- _PROVIDED ENTRIES_
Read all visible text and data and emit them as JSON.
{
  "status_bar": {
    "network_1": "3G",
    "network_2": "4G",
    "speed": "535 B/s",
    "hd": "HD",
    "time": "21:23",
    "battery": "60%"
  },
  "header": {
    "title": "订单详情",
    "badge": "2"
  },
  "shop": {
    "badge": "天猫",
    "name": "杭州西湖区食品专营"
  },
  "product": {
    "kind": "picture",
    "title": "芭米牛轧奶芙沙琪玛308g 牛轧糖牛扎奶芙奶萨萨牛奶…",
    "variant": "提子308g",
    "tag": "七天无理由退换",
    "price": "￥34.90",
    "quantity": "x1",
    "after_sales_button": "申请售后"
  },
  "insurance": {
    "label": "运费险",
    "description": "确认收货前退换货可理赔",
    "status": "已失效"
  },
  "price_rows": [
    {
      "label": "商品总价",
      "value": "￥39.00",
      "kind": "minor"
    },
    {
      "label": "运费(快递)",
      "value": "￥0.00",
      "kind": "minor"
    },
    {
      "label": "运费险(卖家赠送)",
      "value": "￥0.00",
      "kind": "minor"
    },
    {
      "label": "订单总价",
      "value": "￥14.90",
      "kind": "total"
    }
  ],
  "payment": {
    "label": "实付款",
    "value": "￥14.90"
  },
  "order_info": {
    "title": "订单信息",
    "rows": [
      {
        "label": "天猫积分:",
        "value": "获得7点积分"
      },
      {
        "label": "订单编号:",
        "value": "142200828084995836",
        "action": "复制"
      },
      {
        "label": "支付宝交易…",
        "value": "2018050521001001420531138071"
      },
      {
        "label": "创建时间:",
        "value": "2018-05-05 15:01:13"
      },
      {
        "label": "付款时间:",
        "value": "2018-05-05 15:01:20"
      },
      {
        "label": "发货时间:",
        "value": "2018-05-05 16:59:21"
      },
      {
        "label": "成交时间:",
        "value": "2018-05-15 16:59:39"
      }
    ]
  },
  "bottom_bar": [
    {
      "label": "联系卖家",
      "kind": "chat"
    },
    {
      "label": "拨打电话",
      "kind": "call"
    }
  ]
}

- _TASK PROMPT_
Take each line of the material that contains the word "kind" and list it.

- _ANSWER FOR THIS EXERCISE_
    "kind": "picture",
      "kind": "minor"
      "kind": "minor"
      "kind": "minor"
      "kind": "total"
      "kind": "chat"
      "kind": "call"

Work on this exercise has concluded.